→ Stated goal:
Write out each record below exactly as it appears, with no pictures.

[Records from a data source]
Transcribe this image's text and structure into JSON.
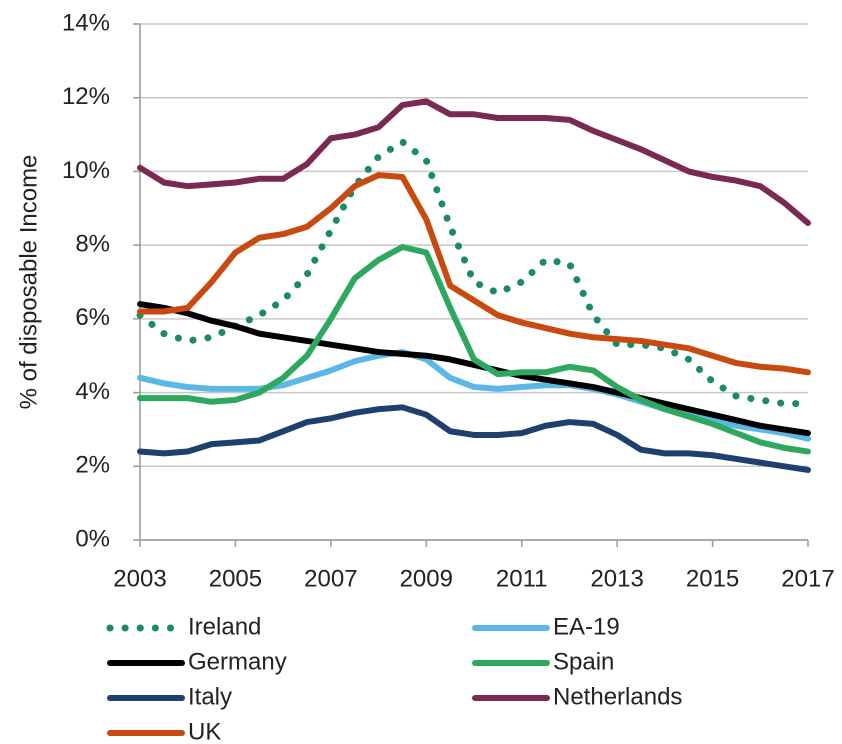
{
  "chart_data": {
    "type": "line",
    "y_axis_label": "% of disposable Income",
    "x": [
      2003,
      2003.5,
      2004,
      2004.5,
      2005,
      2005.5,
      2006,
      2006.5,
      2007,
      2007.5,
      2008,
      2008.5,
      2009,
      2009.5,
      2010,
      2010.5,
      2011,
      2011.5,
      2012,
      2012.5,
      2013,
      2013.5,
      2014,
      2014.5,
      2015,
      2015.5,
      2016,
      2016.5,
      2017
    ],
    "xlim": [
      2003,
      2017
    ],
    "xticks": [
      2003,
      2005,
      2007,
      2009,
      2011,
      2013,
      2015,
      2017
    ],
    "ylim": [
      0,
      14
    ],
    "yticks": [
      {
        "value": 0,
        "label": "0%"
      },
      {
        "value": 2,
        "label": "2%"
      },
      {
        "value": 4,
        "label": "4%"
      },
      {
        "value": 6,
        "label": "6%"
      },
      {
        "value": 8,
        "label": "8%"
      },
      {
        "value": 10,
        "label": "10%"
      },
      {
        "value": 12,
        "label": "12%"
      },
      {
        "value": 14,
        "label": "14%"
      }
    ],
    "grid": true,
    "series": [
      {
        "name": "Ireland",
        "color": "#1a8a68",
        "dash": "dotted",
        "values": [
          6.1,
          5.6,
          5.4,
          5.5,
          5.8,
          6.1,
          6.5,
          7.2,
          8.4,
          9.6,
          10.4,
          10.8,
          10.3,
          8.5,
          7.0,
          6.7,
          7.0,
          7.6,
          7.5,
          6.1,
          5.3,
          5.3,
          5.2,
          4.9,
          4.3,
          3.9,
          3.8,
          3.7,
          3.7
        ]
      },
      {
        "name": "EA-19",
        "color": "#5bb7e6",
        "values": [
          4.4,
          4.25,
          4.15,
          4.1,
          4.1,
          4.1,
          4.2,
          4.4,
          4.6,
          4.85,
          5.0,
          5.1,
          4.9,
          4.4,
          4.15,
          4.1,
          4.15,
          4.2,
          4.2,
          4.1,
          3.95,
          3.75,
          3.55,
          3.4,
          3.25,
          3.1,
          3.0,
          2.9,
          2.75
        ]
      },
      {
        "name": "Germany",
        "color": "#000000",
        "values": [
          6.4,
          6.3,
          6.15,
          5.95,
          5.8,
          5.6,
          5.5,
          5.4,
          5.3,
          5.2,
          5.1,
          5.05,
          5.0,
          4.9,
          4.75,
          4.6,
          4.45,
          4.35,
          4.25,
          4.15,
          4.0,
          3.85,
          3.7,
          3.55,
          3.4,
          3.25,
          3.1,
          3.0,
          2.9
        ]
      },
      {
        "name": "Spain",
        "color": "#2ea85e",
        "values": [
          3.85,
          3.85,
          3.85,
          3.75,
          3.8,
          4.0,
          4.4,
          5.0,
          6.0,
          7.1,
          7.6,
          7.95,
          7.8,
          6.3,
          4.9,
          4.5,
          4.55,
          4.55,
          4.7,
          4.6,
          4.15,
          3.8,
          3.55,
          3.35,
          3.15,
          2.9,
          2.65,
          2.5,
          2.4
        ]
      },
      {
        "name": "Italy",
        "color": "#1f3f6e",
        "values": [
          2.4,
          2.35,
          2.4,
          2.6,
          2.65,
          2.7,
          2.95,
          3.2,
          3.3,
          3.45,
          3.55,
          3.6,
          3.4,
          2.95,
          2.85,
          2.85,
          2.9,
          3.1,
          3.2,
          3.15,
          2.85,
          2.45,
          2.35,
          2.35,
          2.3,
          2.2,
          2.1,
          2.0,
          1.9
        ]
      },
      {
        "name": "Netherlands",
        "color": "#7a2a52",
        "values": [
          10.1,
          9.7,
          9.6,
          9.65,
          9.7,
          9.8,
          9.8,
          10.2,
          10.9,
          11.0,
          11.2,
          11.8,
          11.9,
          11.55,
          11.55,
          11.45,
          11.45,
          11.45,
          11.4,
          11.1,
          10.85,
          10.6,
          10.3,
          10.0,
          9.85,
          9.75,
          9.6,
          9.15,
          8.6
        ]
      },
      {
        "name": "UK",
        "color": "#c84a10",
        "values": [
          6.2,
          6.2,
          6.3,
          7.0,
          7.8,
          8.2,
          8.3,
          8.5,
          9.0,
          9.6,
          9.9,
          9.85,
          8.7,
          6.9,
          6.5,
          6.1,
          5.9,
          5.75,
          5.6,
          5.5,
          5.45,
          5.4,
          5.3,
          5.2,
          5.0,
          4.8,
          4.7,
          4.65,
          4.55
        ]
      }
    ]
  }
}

→ Answer:
Transcribe this image's text and structure into JSON.
{
  "chart_data": {
    "type": "line",
    "y_axis_label": "% of disposable Income",
    "x": [
      2003,
      2003.5,
      2004,
      2004.5,
      2005,
      2005.5,
      2006,
      2006.5,
      2007,
      2007.5,
      2008,
      2008.5,
      2009,
      2009.5,
      2010,
      2010.5,
      2011,
      2011.5,
      2012,
      2012.5,
      2013,
      2013.5,
      2014,
      2014.5,
      2015,
      2015.5,
      2016,
      2016.5,
      2017
    ],
    "xlim": [
      2003,
      2017
    ],
    "xticks": [
      2003,
      2005,
      2007,
      2009,
      2011,
      2013,
      2015,
      2017
    ],
    "ylim": [
      0,
      14
    ],
    "yticks": [
      {
        "value": 0,
        "label": "0%"
      },
      {
        "value": 2,
        "label": "2%"
      },
      {
        "value": 4,
        "label": "4%"
      },
      {
        "value": 6,
        "label": "6%"
      },
      {
        "value": 8,
        "label": "8%"
      },
      {
        "value": 10,
        "label": "10%"
      },
      {
        "value": 12,
        "label": "12%"
      },
      {
        "value": 14,
        "label": "14%"
      }
    ],
    "grid": true,
    "series": [
      {
        "name": "Ireland",
        "color": "#1a8a68",
        "dash": "dotted",
        "values": [
          6.1,
          5.6,
          5.4,
          5.5,
          5.8,
          6.1,
          6.5,
          7.2,
          8.4,
          9.6,
          10.4,
          10.8,
          10.3,
          8.5,
          7.0,
          6.7,
          7.0,
          7.6,
          7.5,
          6.1,
          5.3,
          5.3,
          5.2,
          4.9,
          4.3,
          3.9,
          3.8,
          3.7,
          3.7
        ]
      },
      {
        "name": "EA-19",
        "color": "#5bb7e6",
        "values": [
          4.4,
          4.25,
          4.15,
          4.1,
          4.1,
          4.1,
          4.2,
          4.4,
          4.6,
          4.85,
          5.0,
          5.1,
          4.9,
          4.4,
          4.15,
          4.1,
          4.15,
          4.2,
          4.2,
          4.1,
          3.95,
          3.75,
          3.55,
          3.4,
          3.25,
          3.1,
          3.0,
          2.9,
          2.75
        ]
      },
      {
        "name": "Germany",
        "color": "#000000",
        "values": [
          6.4,
          6.3,
          6.15,
          5.95,
          5.8,
          5.6,
          5.5,
          5.4,
          5.3,
          5.2,
          5.1,
          5.05,
          5.0,
          4.9,
          4.75,
          4.6,
          4.45,
          4.35,
          4.25,
          4.15,
          4.0,
          3.85,
          3.7,
          3.55,
          3.4,
          3.25,
          3.1,
          3.0,
          2.9
        ]
      },
      {
        "name": "Spain",
        "color": "#2ea85e",
        "values": [
          3.85,
          3.85,
          3.85,
          3.75,
          3.8,
          4.0,
          4.4,
          5.0,
          6.0,
          7.1,
          7.6,
          7.95,
          7.8,
          6.3,
          4.9,
          4.5,
          4.55,
          4.55,
          4.7,
          4.6,
          4.15,
          3.8,
          3.55,
          3.35,
          3.15,
          2.9,
          2.65,
          2.5,
          2.4
        ]
      },
      {
        "name": "Italy",
        "color": "#1f3f6e",
        "values": [
          2.4,
          2.35,
          2.4,
          2.6,
          2.65,
          2.7,
          2.95,
          3.2,
          3.3,
          3.45,
          3.55,
          3.6,
          3.4,
          2.95,
          2.85,
          2.85,
          2.9,
          3.1,
          3.2,
          3.15,
          2.85,
          2.45,
          2.35,
          2.35,
          2.3,
          2.2,
          2.1,
          2.0,
          1.9
        ]
      },
      {
        "name": "Netherlands",
        "color": "#7a2a52",
        "values": [
          10.1,
          9.7,
          9.6,
          9.65,
          9.7,
          9.8,
          9.8,
          10.2,
          10.9,
          11.0,
          11.2,
          11.8,
          11.9,
          11.55,
          11.55,
          11.45,
          11.45,
          11.45,
          11.4,
          11.1,
          10.85,
          10.6,
          10.3,
          10.0,
          9.85,
          9.75,
          9.6,
          9.15,
          8.6
        ]
      },
      {
        "name": "UK",
        "color": "#c84a10",
        "values": [
          6.2,
          6.2,
          6.3,
          7.0,
          7.8,
          8.2,
          8.3,
          8.5,
          9.0,
          9.6,
          9.9,
          9.85,
          8.7,
          6.9,
          6.5,
          6.1,
          5.9,
          5.75,
          5.6,
          5.5,
          5.45,
          5.4,
          5.3,
          5.2,
          5.0,
          4.8,
          4.7,
          4.65,
          4.55
        ]
      }
    ]
  }
}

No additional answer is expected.